--- Begin ---

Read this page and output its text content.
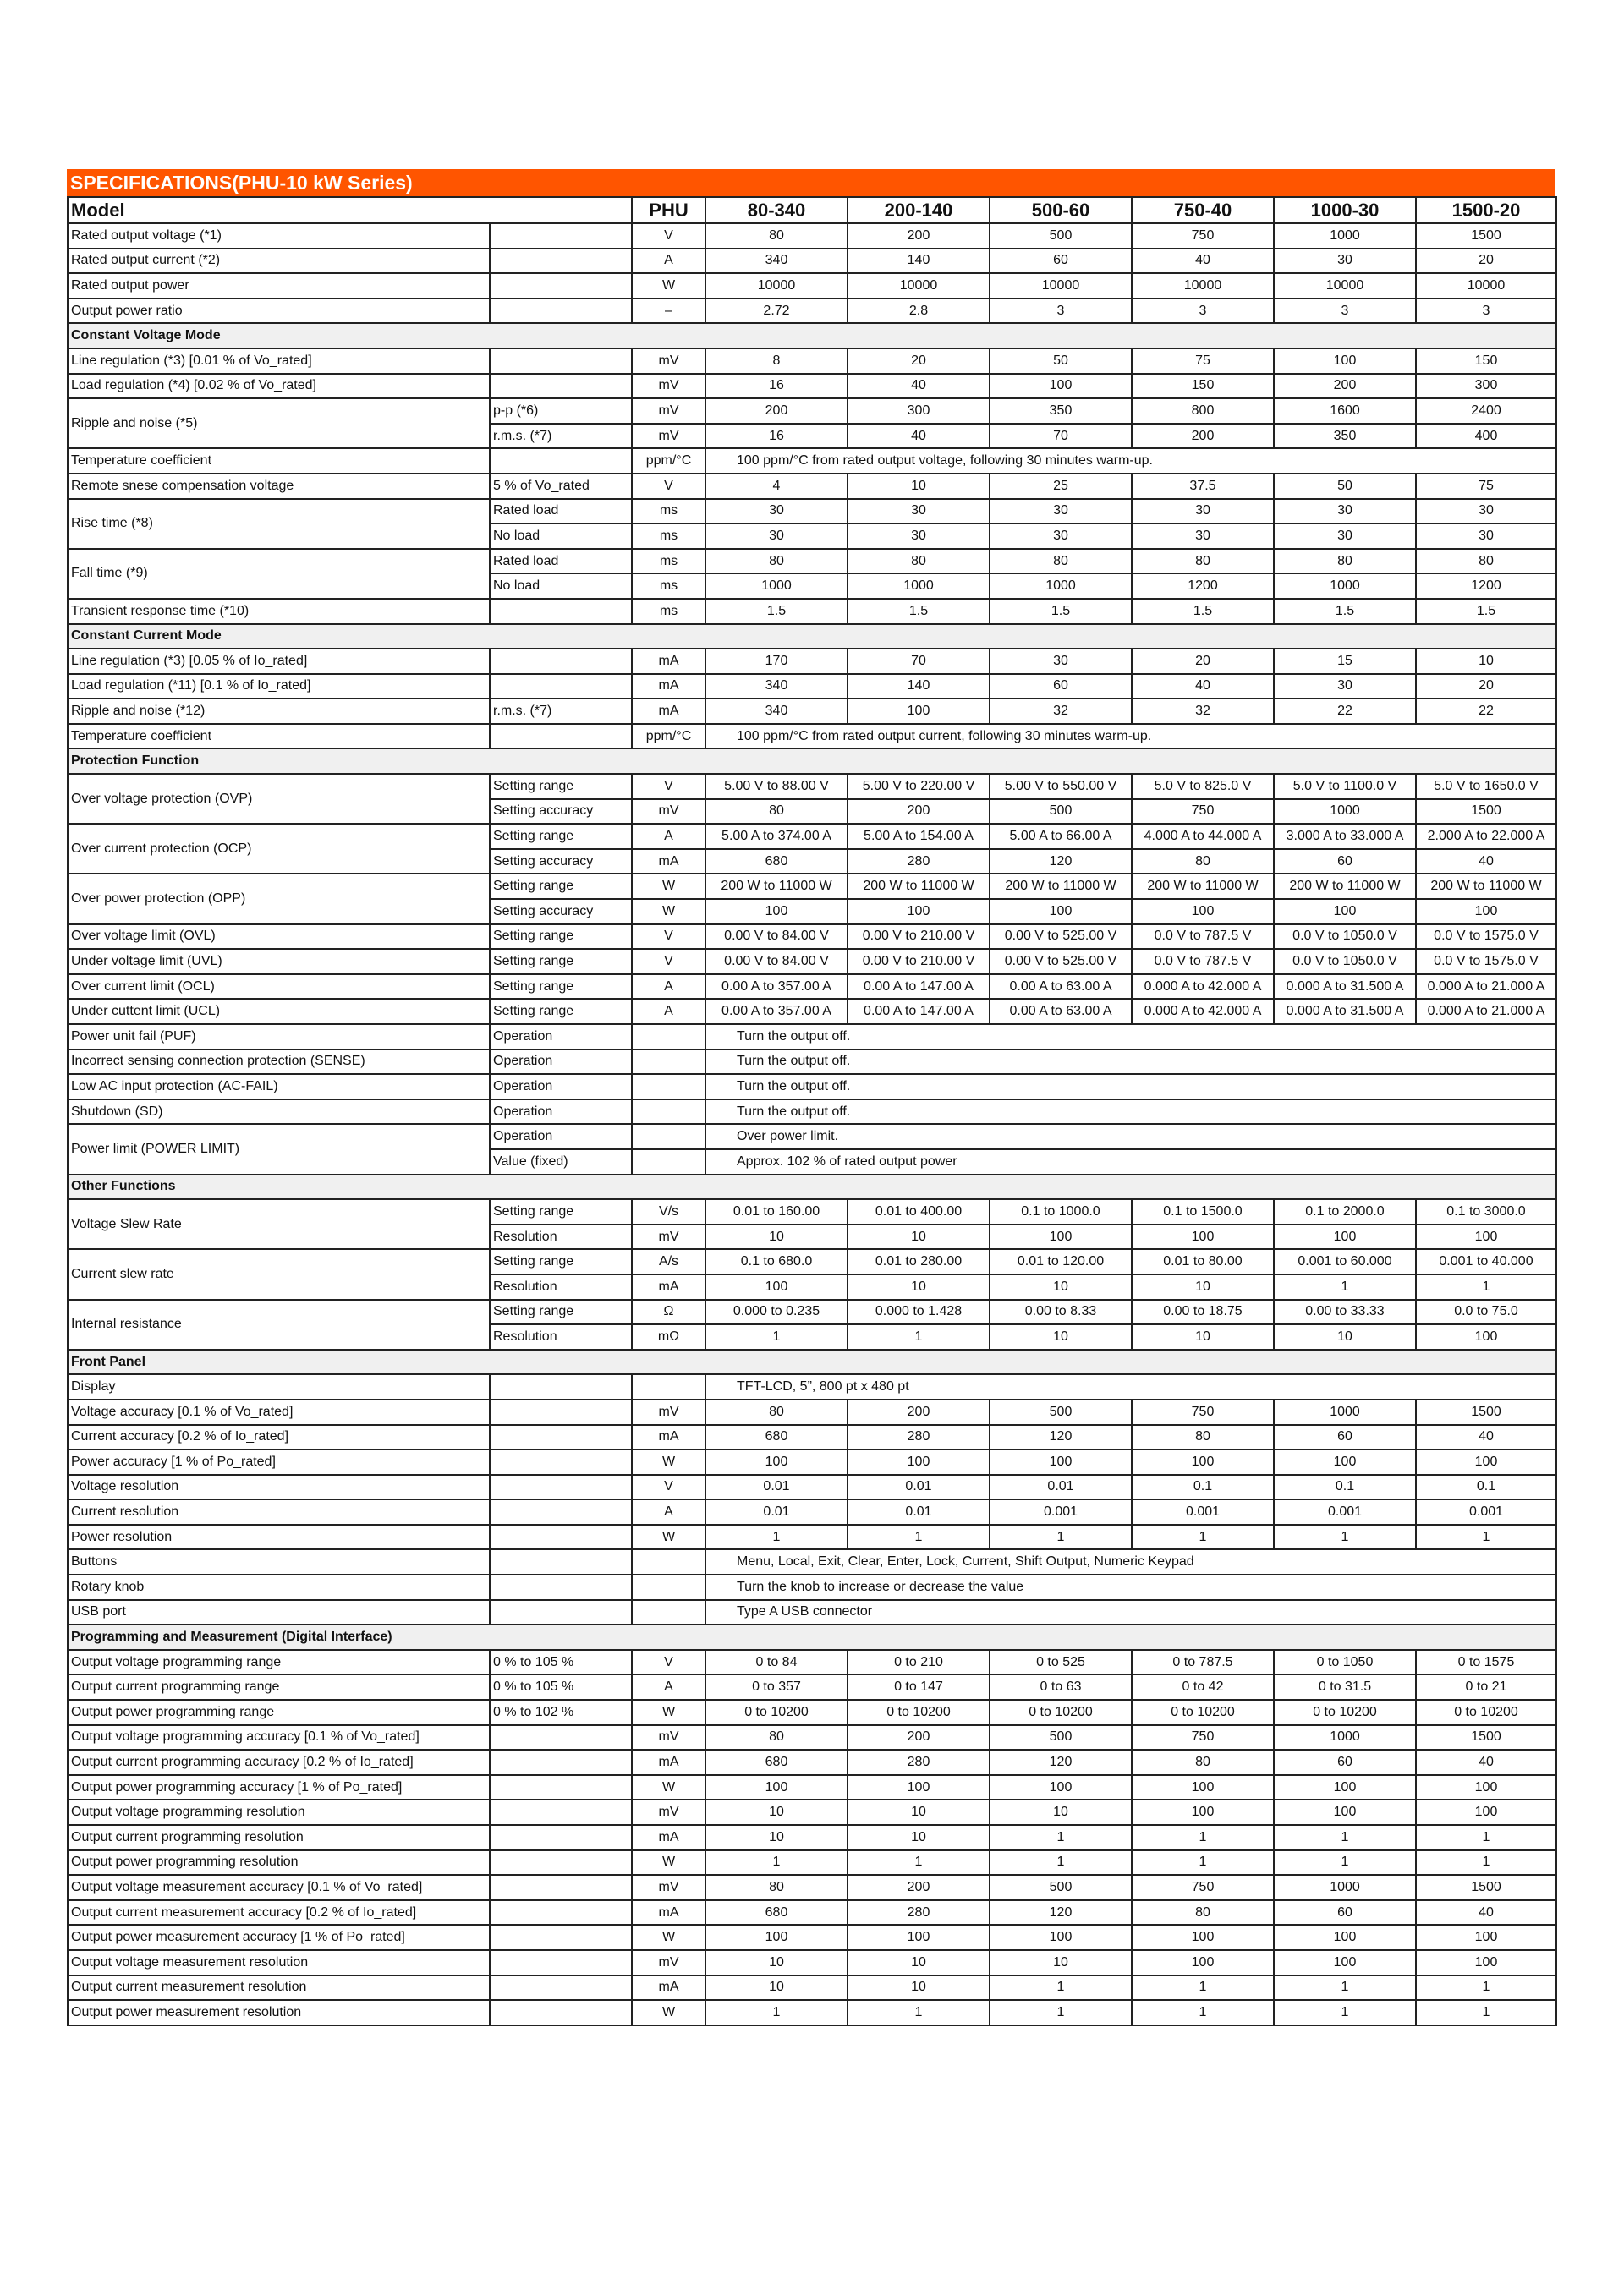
SPECIFICATIONS(PHU-10 kW Series)
Model		PHU	80-340	200-140	500-60	750-40	1000-30	1500-20
Rated output voltage (*1)		V	80	200	500	750	1000	1500
Rated output current (*2)		A	340	140	60	40	30	20
Rated output power		W	10000	10000	10000	10000	10000	10000
Output power ratio		–	2.72	2.8	3	3	3	3
Constant Voltage Mode								
Line regulation (*3) [0.01 % of Vo_rated]		mV	8	20	50	75	100	150
Load regulation (*4) [0.02 % of Vo_rated]		mV	16	40	100	150	200	300
Ripple and noise (*5)	p-p (*6)	mV	200	300	350	800	1600	2400
	r.m.s. (*7)	mV	16	40	70	200	350	400
Temperature coefficient		ppm/°C	100 ppm/°C from rated output voltage, following 30 minutes warm-up.					
Remote snese compensation voltage	5 % of Vo_rated	V	4	10	25	37.5	50	75
Rise time (*8)	Rated load	ms	30	30	30	30	30	30
	No load	ms	30	30	30	30	30	30
Fall time (*9)	Rated load	ms	80	80	80	80	80	80
	No load	ms	1000	1000	1000	1200	1000	1200
Transient response time (*10)		ms	1.5	1.5	1.5	1.5	1.5	1.5
Constant Current Mode								
Line regulation (*3) [0.05 % of Io_rated]		mA	170	70	30	20	15	10
Load regulation (*11) [0.1 % of Io_rated]		mA	340	140	60	40	30	20
Ripple and noise (*12)	r.m.s. (*7)	mA	340	100	32	32	22	22
Temperature coefficient		ppm/°C	100 ppm/°C from rated output current, following 30 minutes warm-up.					
Protection Function								
Over voltage protection (OVP)	Setting range	V	5.00 V to 88.00 V	5.00 V to 220.00 V	5.00 V to 550.00 V	5.0 V to 825.0 V	5.0 V to 1100.0 V	5.0 V to 1650.0 V
	Setting accuracy	mV	80	200	500	750	1000	1500
Over current protection (OCP)	Setting range	A	5.00 A to 374.00 A	5.00 A to 154.00 A	5.00 A to 66.00 A	4.000 A to 44.000 A	3.000 A to 33.000 A	2.000 A to 22.000 A
	Setting accuracy	mA	680	280	120	80	60	40
Over power protection (OPP)	Setting range	W	200 W to 11000 W	200 W to 11000 W	200 W to 11000 W	200 W to 11000 W	200 W to 11000 W	200 W to 11000 W
	Setting accuracy	W	100	100	100	100	100	100
Over voltage limit (OVL)	Setting range	V	0.00 V to 84.00 V	0.00 V to 210.00 V	0.00 V to 525.00 V	0.0 V to 787.5 V	0.0 V to 1050.0 V	0.0 V to 1575.0 V
Under voltage limit (UVL)	Setting range	V	0.00 V to 84.00 V	0.00 V to 210.00 V	0.00 V to 525.00 V	0.0 V to 787.5 V	0.0 V to 1050.0 V	0.0 V to 1575.0 V
Over current limit (OCL)	Setting range	A	0.00 A to 357.00 A	0.00 A to 147.00 A	0.00 A to 63.00 A	0.000 A to 42.000 A	0.000 A to 31.500 A	0.000 A to 21.000 A
Under cuttent limit (UCL)	Setting range	A	0.00 A to 357.00 A	0.00 A to 147.00 A	0.00 A to 63.00 A	0.000 A to 42.000 A	0.000 A to 31.500 A	0.000 A to 21.000 A
Power unit fail (PUF)	Operation		Turn the output off.					
Incorrect sensing connection protection (SENSE)	Operation		Turn the output off.					
Low AC input protection (AC-FAIL)	Operation		Turn the output off.					
Shutdown (SD)	Operation		Turn the output off.					
Power limit (POWER LIMIT)	Operation		Over power limit.					
	Value (fixed)		Approx. 102 % of rated output power					
Other Functions								
Voltage Slew Rate	Setting range	V/s	0.01 to 160.00	0.01 to 400.00	0.1 to 1000.0	0.1 to 1500.0	0.1 to 2000.0	0.1 to 3000.0
	Resolution	mV	10	10	100	100	100	100
Current slew rate	Setting range	A/s	0.1 to 680.0	0.01 to 280.00	0.01 to 120.00	0.01 to 80.00	0.001 to 60.000	0.001 to 40.000
	Resolution	mA	100	10	10	10	1	1
Internal resistance	Setting range	Ω	0.000 to 0.235	0.000 to 1.428	0.00 to 8.33	0.00 to 18.75	0.00 to 33.33	0.0 to 75.0
	Resolution	mΩ	1	1	10	10	10	100
Front Panel								
Display			TFT-LCD, 5”, 800 pt x 480 pt					
Voltage accuracy [0.1 % of Vo_rated]		mV	80	200	500	750	1000	1500
Current accuracy [0.2 % of Io_rated]		mA	680	280	120	80	60	40
Power accuracy [1 % of Po_rated]		W	100	100	100	100	100	100
Voltage resolution		V	0.01	0.01	0.01	0.1	0.1	0.1
Current resolution		A	0.01	0.01	0.001	0.001	0.001	0.001
Power resolution		W	1	1	1	1	1	1
Buttons			Menu, Local, Exit, Clear, Enter, Lock, Current, Shift Output, Numeric Keypad					
Rotary knob			Turn the knob to increase or decrease the value					
USB port			Type A USB connector					
Programming and Measurement (Digital Interface)								
Output voltage programming range	0 % to 105 %	V	0 to 84	0 to 210	0 to 525	0 to 787.5	0 to 1050	0 to 1575
Output current programming range	0 % to 105 %	A	0 to 357	0 to 147	0 to 63	0 to 42	0 to 31.5	0 to 21
Output power programming range	0 % to 102 %	W	0 to 10200	0 to 10200	0 to 10200	0 to 10200	0 to 10200	0 to 10200
Output voltage programming accuracy [0.1 % of Vo_rated]		mV	80	200	500	750	1000	1500
Output current programming accuracy [0.2 % of Io_rated]		mA	680	280	120	80	60	40
Output power programming accuracy [1 % of Po_rated]		W	100	100	100	100	100	100
Output voltage programming resolution		mV	10	10	10	100	100	100
Output current programming resolution		mA	10	10	1	1	1	1
Output power programming resolution		W	1	1	1	1	1	1
Output voltage measurement accuracy [0.1 % of Vo_rated]		mV	80	200	500	750	1000	1500
Output current measurement accuracy [0.2 % of Io_rated]		mA	680	280	120	80	60	40
Output power measurement accuracy [1 % of Po_rated]		W	100	100	100	100	100	100
Output voltage measurement resolution		mV	10	10	10	100	100	100
Output current measurement resolution		mA	10	10	1	1	1	1
Output power measurement resolution		W	1	1	1	1	1	1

--- End ---

Among the lines of the records above, count those holding the string "Temperature", and report only the number.

● Exercise response
2